Request
Copy the data precisely, keeping every character.

Exercise input
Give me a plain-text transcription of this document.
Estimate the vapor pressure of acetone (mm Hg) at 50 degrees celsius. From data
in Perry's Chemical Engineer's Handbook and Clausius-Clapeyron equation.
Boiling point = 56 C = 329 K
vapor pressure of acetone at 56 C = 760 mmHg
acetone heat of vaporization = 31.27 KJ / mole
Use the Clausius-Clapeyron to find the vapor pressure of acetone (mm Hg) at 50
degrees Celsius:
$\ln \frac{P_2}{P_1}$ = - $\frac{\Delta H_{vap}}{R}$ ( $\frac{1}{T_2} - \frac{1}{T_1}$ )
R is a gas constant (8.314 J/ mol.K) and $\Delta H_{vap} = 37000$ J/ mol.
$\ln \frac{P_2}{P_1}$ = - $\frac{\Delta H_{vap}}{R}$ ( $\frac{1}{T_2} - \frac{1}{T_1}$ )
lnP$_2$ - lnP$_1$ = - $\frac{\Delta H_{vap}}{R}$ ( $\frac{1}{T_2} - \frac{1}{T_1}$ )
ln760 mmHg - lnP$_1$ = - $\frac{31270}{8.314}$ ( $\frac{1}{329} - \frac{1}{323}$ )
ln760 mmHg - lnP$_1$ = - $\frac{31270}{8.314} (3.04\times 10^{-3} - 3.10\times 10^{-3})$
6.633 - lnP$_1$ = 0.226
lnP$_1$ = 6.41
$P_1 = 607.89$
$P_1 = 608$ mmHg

Task solution
Give me a plain-text transcription of this document.
Estimate the vapor pressure of acetone (mm Hg) at 50 degrees celsius. From data
in Perry's Chemical Engineer's Handbook and Clausius-Clapeyron equation.
Boiling point = 56 C = 329 K
vapor pressure of acetone at 56 C = 760 mmHg
acetone heat of vaporization = 31.27 KJ / mole
Use the Clausius-Clapeyron to find the vapor pressure of acetone (mm Hg) at 50
degrees Celsius:
$\ln \frac{P_2}{P_1}$ = - $\frac{\Delta H_{vap}}{R}$ ( $\frac{1}{T_2} - \frac{1}{T_1}$ )
R is a gas constant (8.314 J/ mol.K) and $\Delta H_{vap} = 37000$ J/ mol.
$\ln \frac{P_2}{P_1}$ = - $\frac{\Delta H_{vap}}{R}$ ( $\frac{1}{T_2} - \frac{1}{T_1}$ )
lnP$_2$ - lnP$_1$ = - $\frac{\Delta H_{vap}}{R}$ ( $\frac{1}{T_2} - \frac{1}{T_1}$ )
ln760 mmHg - lnP$_1$ = - $\frac{31270}{8.314}$ ( $\frac{1}{329} - \frac{1}{323}$ )
ln760 mmHg - lnP$_1$ = - $\frac{31270}{8.314} (3.04\times 10^{-3} - 3.10\times 10^{-3})$
6.633 - lnP$_1$ = 0.226
lnP$_1$ = 6.41
$P_1 = 607.89$
$P_1 = 608$ mmHg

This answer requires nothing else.